* YOUR OBJECTIVE *
Send back all the data below, exactly as given.

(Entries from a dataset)
● ● ● ● ●

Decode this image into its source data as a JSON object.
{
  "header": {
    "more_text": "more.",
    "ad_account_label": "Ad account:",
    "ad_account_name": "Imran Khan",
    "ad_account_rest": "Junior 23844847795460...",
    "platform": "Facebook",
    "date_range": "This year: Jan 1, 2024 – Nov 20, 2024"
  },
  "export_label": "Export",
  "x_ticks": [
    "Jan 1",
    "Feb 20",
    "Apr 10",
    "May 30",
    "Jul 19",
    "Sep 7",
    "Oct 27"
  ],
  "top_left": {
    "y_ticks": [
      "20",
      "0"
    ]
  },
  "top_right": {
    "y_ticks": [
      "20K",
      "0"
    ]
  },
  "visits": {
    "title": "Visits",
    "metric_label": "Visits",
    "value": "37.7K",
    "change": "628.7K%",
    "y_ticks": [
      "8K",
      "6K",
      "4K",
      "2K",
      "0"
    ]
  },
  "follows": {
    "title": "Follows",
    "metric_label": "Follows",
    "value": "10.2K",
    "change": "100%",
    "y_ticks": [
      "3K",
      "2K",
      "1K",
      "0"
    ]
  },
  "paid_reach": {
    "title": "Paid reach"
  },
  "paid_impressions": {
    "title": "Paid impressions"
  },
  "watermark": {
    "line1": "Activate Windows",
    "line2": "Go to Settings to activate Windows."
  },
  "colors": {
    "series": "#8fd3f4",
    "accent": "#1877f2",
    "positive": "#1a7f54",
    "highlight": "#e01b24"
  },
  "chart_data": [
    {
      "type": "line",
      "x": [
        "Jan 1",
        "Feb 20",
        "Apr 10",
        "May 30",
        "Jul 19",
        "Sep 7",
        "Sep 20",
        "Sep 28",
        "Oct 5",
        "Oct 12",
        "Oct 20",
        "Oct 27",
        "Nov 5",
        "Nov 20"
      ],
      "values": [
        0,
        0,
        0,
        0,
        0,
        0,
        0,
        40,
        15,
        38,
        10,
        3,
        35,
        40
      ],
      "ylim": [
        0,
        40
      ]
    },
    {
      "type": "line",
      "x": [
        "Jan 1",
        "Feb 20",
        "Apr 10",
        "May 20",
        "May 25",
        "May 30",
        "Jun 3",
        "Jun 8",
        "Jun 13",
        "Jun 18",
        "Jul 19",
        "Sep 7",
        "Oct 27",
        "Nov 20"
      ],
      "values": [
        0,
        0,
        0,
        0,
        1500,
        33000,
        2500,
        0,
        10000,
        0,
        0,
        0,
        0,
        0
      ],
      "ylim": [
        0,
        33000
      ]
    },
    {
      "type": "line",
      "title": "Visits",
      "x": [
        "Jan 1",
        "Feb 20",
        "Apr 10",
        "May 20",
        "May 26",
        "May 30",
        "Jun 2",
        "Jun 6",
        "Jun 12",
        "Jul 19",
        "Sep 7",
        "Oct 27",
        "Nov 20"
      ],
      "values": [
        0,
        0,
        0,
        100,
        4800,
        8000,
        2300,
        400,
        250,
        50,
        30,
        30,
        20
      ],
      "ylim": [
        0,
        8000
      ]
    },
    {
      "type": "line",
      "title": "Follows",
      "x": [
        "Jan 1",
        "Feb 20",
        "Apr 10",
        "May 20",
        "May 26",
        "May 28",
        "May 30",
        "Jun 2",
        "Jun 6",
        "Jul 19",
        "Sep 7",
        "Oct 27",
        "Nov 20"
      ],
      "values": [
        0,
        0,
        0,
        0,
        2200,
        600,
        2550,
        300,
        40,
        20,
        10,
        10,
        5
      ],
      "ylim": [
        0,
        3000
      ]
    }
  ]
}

● ● ● ● ●

* IN RESPONSE *
Decode this image into its source data as a JSON object.
{
  "header": {
    "more_text": "more.",
    "ad_account_label": "Ad account:",
    "ad_account_name": "Imran Khan",
    "ad_account_rest": "Junior 23844847795460...",
    "platform": "Facebook",
    "date_range": "This year: Jan 1, 2024 – Nov 20, 2024"
  },
  "export_label": "Export",
  "x_ticks": [
    "Jan 1",
    "Feb 20",
    "Apr 10",
    "May 30",
    "Jul 19",
    "Sep 7",
    "Oct 27"
  ],
  "top_left": {
    "y_ticks": [
      "20",
      "0"
    ]
  },
  "top_right": {
    "y_ticks": [
      "20K",
      "0"
    ]
  },
  "visits": {
    "title": "Visits",
    "metric_label": "Visits",
    "value": "37.7K",
    "change": "628.7K%",
    "y_ticks": [
      "8K",
      "6K",
      "4K",
      "2K",
      "0"
    ]
  },
  "follows": {
    "title": "Follows",
    "metric_label": "Follows",
    "value": "10.2K",
    "change": "100%",
    "y_ticks": [
      "3K",
      "2K",
      "1K",
      "0"
    ]
  },
  "paid_reach": {
    "title": "Paid reach"
  },
  "paid_impressions": {
    "title": "Paid impressions"
  },
  "watermark": {
    "line1": "Activate Windows",
    "line2": "Go to Settings to activate Windows."
  },
  "colors": {
    "series": "#8fd3f4",
    "accent": "#1877f2",
    "positive": "#1a7f54",
    "highlight": "#e01b24"
  },
  "chart_data": [
    {
      "type": "line",
      "x": [
        "Jan 1",
        "Feb 20",
        "Apr 10",
        "May 30",
        "Jul 19",
        "Sep 7",
        "Sep 20",
        "Sep 28",
        "Oct 5",
        "Oct 12",
        "Oct 20",
        "Oct 27",
        "Nov 5",
        "Nov 20"
      ],
      "values": [
        0,
        0,
        0,
        0,
        0,
        0,
        0,
        40,
        15,
        38,
        10,
        3,
        35,
        40
      ],
      "ylim": [
        0,
        40
      ]
    },
    {
      "type": "line",
      "x": [
        "Jan 1",
        "Feb 20",
        "Apr 10",
        "May 20",
        "May 25",
        "May 30",
        "Jun 3",
        "Jun 8",
        "Jun 13",
        "Jun 18",
        "Jul 19",
        "Sep 7",
        "Oct 27",
        "Nov 20"
      ],
      "values": [
        0,
        0,
        0,
        0,
        1500,
        33000,
        2500,
        0,
        10000,
        0,
        0,
        0,
        0,
        0
      ],
      "ylim": [
        0,
        33000
      ]
    },
    {
      "type": "line",
      "title": "Visits",
      "x": [
        "Jan 1",
        "Feb 20",
        "Apr 10",
        "May 20",
        "May 26",
        "May 30",
        "Jun 2",
        "Jun 6",
        "Jun 12",
        "Jul 19",
        "Sep 7",
        "Oct 27",
        "Nov 20"
      ],
      "values": [
        0,
        0,
        0,
        100,
        4800,
        8000,
        2300,
        400,
        250,
        50,
        30,
        30,
        20
      ],
      "ylim": [
        0,
        8000
      ]
    },
    {
      "type": "line",
      "title": "Follows",
      "x": [
        "Jan 1",
        "Feb 20",
        "Apr 10",
        "May 20",
        "May 26",
        "May 28",
        "May 30",
        "Jun 2",
        "Jun 6",
        "Jul 19",
        "Sep 7",
        "Oct 27",
        "Nov 20"
      ],
      "values": [
        0,
        0,
        0,
        0,
        2200,
        600,
        2550,
        300,
        40,
        20,
        10,
        10,
        5
      ],
      "ylim": [
        0,
        3000
      ]
    }
  ]
}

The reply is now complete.